▸ Task statement
Show every line in the records below that contains the word "first".

▸ Records
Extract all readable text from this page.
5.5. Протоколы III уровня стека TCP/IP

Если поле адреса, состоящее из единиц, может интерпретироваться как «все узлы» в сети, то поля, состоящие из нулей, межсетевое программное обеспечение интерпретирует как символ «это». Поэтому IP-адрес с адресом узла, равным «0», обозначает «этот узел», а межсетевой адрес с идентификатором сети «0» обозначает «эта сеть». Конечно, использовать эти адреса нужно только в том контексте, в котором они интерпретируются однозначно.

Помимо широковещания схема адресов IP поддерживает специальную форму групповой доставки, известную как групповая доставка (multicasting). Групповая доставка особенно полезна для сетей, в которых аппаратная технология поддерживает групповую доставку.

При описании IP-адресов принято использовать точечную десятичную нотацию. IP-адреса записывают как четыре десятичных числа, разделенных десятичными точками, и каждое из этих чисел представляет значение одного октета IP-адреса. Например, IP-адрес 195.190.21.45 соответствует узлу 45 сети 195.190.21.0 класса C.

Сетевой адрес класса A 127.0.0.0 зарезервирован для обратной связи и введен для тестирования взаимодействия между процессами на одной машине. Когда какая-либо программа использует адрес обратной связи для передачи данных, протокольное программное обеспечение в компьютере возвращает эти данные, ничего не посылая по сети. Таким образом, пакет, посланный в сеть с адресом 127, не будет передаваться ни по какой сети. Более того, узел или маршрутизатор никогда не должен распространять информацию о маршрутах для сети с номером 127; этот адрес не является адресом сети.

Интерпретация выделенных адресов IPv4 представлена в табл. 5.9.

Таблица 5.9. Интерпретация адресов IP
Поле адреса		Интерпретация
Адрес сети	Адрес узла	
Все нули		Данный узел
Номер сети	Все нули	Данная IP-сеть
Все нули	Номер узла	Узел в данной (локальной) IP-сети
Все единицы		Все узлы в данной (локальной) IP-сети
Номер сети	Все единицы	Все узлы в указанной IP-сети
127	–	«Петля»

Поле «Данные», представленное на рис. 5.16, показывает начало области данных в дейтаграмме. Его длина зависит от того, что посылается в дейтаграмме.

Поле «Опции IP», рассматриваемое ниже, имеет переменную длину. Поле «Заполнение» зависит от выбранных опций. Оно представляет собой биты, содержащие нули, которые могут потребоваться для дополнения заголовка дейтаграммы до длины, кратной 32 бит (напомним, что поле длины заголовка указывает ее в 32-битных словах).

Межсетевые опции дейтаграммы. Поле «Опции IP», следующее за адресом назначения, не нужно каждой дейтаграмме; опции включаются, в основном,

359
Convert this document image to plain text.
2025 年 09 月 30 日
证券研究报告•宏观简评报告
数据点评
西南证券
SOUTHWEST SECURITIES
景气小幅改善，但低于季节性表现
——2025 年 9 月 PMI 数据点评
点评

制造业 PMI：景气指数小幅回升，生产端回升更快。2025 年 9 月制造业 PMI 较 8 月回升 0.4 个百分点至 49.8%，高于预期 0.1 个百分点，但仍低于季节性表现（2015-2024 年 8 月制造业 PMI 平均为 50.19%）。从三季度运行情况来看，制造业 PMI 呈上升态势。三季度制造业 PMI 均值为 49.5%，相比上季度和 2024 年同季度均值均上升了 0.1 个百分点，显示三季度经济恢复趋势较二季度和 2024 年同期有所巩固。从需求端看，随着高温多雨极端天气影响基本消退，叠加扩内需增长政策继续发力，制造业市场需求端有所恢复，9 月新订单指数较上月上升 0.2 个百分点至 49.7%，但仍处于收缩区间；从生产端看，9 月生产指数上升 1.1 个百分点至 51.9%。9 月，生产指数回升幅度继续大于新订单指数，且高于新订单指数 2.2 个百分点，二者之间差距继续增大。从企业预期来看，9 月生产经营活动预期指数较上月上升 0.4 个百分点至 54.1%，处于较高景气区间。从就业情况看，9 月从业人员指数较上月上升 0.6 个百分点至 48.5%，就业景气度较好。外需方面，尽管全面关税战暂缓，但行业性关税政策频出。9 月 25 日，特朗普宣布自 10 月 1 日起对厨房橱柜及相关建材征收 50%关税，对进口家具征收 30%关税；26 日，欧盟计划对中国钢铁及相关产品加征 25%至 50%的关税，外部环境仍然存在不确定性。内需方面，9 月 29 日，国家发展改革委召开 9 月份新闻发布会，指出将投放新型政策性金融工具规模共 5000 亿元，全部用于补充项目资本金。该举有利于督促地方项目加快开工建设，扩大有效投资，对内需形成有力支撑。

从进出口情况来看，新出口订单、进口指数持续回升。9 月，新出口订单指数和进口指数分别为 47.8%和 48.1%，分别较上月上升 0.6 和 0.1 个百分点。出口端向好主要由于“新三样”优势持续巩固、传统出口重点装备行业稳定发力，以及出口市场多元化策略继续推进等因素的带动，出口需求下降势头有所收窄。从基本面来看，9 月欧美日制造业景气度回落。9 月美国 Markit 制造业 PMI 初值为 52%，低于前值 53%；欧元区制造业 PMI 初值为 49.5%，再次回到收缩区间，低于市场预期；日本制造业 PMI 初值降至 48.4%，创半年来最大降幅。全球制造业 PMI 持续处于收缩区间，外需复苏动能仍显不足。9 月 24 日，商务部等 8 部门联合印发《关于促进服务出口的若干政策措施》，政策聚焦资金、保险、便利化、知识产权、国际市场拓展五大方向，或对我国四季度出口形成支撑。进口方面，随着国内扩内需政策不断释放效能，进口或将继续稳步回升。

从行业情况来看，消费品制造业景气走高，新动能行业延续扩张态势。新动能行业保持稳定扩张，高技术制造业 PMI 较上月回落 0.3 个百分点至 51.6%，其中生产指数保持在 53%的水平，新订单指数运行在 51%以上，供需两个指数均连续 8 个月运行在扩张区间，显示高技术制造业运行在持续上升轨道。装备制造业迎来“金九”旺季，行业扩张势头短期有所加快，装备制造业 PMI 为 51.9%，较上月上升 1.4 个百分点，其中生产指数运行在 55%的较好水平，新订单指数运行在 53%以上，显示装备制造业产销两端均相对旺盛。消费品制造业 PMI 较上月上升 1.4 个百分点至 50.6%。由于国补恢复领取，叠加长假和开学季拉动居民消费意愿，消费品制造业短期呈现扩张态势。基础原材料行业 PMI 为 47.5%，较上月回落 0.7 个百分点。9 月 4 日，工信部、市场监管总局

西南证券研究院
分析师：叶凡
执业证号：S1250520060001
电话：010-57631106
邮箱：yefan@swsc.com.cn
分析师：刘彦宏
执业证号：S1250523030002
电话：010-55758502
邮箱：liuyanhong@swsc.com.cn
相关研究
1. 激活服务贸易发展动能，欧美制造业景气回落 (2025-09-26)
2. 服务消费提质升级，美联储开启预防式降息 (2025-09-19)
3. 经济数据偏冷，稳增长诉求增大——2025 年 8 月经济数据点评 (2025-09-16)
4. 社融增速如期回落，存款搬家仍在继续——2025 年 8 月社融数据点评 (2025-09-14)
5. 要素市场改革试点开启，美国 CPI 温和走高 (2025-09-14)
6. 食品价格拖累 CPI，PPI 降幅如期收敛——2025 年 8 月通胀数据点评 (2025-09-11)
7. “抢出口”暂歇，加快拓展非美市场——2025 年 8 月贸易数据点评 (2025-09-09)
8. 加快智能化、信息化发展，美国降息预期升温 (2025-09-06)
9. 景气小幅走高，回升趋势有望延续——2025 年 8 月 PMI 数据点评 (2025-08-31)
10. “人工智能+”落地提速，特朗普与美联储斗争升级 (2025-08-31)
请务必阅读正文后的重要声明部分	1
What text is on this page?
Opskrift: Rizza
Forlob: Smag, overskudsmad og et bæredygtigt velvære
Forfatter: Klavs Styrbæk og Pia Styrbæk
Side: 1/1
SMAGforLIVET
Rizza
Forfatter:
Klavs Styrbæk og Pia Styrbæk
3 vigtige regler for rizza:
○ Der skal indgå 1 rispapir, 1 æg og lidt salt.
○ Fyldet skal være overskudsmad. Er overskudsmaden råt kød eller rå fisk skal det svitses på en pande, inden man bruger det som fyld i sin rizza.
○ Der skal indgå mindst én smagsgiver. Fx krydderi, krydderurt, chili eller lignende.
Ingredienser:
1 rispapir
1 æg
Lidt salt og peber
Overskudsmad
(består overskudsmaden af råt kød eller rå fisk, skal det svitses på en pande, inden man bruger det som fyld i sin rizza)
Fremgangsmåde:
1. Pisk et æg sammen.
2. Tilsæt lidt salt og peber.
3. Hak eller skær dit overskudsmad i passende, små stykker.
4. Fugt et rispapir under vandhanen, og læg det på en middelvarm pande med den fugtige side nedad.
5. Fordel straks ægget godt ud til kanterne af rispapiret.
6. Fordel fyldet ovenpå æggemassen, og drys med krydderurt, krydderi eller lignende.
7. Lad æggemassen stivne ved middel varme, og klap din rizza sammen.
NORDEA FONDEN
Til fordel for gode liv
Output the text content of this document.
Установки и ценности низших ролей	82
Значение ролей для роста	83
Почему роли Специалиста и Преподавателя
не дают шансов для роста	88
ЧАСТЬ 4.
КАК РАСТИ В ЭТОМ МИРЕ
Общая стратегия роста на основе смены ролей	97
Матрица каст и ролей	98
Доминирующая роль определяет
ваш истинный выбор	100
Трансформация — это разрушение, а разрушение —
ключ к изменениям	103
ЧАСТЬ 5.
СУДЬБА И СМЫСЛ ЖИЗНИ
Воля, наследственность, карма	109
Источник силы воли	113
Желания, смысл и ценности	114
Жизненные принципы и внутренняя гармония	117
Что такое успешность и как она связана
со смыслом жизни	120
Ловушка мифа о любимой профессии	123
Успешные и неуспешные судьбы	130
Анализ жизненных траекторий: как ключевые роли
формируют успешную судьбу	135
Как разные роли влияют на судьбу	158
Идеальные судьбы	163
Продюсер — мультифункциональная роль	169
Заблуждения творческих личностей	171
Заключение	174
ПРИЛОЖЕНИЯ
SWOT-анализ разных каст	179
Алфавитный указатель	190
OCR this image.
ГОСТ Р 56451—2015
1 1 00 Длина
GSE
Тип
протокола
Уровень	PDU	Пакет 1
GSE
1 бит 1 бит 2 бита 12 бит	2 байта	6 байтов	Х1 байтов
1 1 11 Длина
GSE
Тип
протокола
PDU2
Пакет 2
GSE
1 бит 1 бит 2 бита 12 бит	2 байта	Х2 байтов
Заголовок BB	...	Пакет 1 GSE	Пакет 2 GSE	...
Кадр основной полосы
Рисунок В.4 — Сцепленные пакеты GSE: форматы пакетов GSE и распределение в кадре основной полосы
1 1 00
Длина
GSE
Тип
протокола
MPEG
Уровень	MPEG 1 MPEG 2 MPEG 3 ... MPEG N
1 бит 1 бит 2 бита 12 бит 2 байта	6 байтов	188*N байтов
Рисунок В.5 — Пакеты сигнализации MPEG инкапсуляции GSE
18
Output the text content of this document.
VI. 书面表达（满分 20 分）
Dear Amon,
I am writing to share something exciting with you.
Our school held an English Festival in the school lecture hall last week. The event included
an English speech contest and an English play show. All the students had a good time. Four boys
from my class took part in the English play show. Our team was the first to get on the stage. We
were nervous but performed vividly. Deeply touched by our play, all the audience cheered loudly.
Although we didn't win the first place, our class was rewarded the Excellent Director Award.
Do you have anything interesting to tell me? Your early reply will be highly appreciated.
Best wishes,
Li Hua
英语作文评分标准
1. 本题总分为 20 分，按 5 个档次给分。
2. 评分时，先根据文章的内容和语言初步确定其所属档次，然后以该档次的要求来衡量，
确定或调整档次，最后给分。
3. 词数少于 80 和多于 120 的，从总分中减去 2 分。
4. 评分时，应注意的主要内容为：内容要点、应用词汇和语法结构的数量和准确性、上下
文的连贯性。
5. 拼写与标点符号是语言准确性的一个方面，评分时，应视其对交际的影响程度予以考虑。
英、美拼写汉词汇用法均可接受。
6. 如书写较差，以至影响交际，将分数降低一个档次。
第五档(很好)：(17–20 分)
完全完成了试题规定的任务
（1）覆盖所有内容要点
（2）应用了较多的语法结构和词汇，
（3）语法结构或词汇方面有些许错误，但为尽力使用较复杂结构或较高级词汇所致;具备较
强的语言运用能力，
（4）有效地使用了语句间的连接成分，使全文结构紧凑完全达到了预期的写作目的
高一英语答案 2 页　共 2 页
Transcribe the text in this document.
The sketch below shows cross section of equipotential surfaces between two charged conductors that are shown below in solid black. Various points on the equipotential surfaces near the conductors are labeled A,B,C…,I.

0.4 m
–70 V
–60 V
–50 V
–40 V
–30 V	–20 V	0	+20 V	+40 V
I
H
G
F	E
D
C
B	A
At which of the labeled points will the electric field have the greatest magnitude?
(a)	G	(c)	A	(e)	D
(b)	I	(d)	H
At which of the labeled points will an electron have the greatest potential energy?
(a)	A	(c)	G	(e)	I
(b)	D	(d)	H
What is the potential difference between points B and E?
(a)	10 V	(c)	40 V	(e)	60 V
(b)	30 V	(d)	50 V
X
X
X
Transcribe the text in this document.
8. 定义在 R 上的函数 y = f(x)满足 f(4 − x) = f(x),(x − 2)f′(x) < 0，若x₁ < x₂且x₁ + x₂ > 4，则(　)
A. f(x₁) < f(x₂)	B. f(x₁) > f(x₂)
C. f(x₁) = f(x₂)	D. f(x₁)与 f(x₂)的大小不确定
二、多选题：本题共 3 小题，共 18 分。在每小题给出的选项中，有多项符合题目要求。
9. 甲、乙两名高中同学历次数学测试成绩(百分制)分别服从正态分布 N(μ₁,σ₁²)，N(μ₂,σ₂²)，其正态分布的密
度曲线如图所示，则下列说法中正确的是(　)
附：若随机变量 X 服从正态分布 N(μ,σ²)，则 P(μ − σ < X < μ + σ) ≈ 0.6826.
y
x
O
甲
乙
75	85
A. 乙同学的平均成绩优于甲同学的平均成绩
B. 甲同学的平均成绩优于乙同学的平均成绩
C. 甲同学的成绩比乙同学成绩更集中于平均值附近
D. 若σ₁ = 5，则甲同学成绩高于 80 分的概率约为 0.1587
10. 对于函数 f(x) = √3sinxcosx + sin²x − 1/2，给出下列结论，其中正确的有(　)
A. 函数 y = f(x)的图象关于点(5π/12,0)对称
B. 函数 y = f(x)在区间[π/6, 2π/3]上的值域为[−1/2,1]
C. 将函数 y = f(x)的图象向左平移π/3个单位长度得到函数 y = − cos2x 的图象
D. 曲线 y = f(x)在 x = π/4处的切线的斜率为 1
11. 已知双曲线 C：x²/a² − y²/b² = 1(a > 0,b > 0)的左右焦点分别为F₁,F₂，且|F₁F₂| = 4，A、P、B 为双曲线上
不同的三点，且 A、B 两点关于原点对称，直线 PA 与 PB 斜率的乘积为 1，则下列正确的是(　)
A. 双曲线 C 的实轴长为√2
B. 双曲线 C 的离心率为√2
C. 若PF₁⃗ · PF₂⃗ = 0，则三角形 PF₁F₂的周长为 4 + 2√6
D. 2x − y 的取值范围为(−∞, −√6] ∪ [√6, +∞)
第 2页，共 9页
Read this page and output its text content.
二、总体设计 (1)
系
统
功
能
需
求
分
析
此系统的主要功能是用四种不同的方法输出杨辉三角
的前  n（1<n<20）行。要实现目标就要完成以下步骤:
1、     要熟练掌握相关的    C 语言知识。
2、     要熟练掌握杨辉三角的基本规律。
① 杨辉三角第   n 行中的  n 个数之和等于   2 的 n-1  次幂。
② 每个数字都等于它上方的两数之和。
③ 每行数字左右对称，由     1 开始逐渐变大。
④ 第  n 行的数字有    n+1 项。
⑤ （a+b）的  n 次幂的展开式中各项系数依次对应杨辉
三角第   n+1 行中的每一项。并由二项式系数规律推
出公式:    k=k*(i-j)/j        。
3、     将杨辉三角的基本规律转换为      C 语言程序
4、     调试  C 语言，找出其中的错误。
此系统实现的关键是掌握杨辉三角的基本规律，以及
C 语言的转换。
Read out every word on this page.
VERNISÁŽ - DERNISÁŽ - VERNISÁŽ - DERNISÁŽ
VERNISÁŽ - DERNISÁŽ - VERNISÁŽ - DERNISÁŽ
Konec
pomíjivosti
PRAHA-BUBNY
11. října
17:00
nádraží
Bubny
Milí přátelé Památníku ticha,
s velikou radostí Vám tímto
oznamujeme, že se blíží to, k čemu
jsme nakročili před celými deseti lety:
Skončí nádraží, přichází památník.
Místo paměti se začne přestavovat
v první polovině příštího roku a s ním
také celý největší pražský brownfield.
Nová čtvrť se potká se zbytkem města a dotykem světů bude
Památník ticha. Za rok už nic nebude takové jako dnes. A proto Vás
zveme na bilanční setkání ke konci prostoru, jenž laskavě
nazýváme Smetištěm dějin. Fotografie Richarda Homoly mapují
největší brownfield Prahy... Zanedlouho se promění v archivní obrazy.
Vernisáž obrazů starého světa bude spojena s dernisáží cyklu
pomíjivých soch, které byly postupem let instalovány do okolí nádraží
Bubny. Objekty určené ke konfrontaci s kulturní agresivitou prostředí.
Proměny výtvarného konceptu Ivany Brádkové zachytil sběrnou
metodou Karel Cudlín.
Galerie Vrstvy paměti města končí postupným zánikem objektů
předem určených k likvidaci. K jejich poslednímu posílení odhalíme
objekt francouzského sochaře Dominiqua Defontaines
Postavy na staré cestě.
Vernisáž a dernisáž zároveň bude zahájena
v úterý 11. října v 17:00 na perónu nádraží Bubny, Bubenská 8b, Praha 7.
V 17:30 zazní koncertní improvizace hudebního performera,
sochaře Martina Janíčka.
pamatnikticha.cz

▸ Correct answer
from my class took part in the English play show. Our team was the first to get on the stage. We
Although we didn't win the first place, our class was rewarded the Excellent Director Award.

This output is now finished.